Dataset excerpt

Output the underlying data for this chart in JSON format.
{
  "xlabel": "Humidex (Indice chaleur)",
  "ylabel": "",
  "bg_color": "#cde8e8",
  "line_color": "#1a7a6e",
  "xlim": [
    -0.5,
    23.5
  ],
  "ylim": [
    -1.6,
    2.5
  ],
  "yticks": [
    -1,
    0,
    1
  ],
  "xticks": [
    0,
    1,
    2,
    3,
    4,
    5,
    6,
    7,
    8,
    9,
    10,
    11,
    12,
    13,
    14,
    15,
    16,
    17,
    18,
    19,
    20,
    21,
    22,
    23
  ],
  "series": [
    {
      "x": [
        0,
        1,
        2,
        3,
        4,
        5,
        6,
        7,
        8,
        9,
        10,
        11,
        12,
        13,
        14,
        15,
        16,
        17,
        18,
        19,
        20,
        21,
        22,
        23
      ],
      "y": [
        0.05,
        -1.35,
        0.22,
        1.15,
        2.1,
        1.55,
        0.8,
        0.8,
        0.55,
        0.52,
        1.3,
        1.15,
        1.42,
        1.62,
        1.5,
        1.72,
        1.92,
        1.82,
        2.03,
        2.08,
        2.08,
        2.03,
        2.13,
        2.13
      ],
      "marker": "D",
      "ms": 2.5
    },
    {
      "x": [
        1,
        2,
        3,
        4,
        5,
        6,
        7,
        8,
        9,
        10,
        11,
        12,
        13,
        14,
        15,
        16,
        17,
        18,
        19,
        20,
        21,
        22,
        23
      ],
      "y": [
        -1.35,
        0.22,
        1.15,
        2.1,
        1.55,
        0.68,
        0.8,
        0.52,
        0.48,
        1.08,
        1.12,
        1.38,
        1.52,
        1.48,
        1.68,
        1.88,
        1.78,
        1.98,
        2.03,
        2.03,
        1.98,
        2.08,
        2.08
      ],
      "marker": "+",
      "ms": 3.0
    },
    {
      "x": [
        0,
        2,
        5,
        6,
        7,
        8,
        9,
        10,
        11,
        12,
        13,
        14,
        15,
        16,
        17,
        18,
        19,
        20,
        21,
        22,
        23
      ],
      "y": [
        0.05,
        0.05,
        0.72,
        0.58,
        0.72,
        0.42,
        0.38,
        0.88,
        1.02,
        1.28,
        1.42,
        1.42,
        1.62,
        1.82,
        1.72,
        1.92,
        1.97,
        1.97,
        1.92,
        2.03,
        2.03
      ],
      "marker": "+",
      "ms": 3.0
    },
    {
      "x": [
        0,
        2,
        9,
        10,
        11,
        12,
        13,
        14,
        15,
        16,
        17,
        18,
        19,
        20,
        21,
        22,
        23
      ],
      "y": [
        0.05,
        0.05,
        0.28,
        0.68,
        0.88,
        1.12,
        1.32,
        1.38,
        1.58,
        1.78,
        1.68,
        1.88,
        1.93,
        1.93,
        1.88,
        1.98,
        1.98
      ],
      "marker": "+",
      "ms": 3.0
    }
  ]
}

**Exercise goal:**
Set down the material above again, word for word.

**Response below:**
Output the underlying data for this chart in JSON format.
{
  "xlabel": "Humidex (Indice chaleur)",
  "ylabel": "",
  "bg_color": "#cde8e8",
  "line_color": "#1a7a6e",
  "xlim": [
    -0.5,
    23.5
  ],
  "ylim": [
    -1.6,
    2.5
  ],
  "yticks": [
    -1,
    0,
    1
  ],
  "xticks": [
    0,
    1,
    2,
    3,
    4,
    5,
    6,
    7,
    8,
    9,
    10,
    11,
    12,
    13,
    14,
    15,
    16,
    17,
    18,
    19,
    20,
    21,
    22,
    23
  ],
  "series": [
    {
      "x": [
        0,
        1,
        2,
        3,
        4,
        5,
        6,
        7,
        8,
        9,
        10,
        11,
        12,
        13,
        14,
        15,
        16,
        17,
        18,
        19,
        20,
        21,
        22,
        23
      ],
      "y": [
        0.05,
        -1.35,
        0.22,
        1.15,
        2.1,
        1.55,
        0.8,
        0.8,
        0.55,
        0.52,
        1.3,
        1.15,
        1.42,
        1.62,
        1.5,
        1.72,
        1.92,
        1.82,
        2.03,
        2.08,
        2.08,
        2.03,
        2.13,
        2.13
      ],
      "marker": "D",
      "ms": 2.5
    },
    {
      "x": [
        1,
        2,
        3,
        4,
        5,
        6,
        7,
        8,
        9,
        10,
        11,
        12,
        13,
        14,
        15,
        16,
        17,
        18,
        19,
        20,
        21,
        22,
        23
      ],
      "y": [
        -1.35,
        0.22,
        1.15,
        2.1,
        1.55,
        0.68,
        0.8,
        0.52,
        0.48,
        1.08,
        1.12,
        1.38,
        1.52,
        1.48,
        1.68,
        1.88,
        1.78,
        1.98,
        2.03,
        2.03,
        1.98,
        2.08,
        2.08
      ],
      "marker": "+",
      "ms": 3.0
    },
    {
      "x": [
        0,
        2,
        5,
        6,
        7,
        8,
        9,
        10,
        11,
        12,
        13,
        14,
        15,
        16,
        17,
        18,
        19,
        20,
        21,
        22,
        23
      ],
      "y": [
        0.05,
        0.05,
        0.72,
        0.58,
        0.72,
        0.42,
        0.38,
        0.88,
        1.02,
        1.28,
        1.42,
        1.42,
        1.62,
        1.82,
        1.72,
        1.92,
        1.97,
        1.97,
        1.92,
        2.03,
        2.03
      ],
      "marker": "+",
      "ms": 3.0
    },
    {
      "x": [
        0,
        2,
        9,
        10,
        11,
        12,
        13,
        14,
        15,
        16,
        17,
        18,
        19,
        20,
        21,
        22,
        23
      ],
      "y": [
        0.05,
        0.05,
        0.28,
        0.68,
        0.88,
        1.12,
        1.32,
        1.38,
        1.58,
        1.78,
        1.68,
        1.88,
        1.93,
        1.93,
        1.88,
        1.98,
        1.98
      ],
      "marker": "+",
      "ms": 3.0
    }
  ]
}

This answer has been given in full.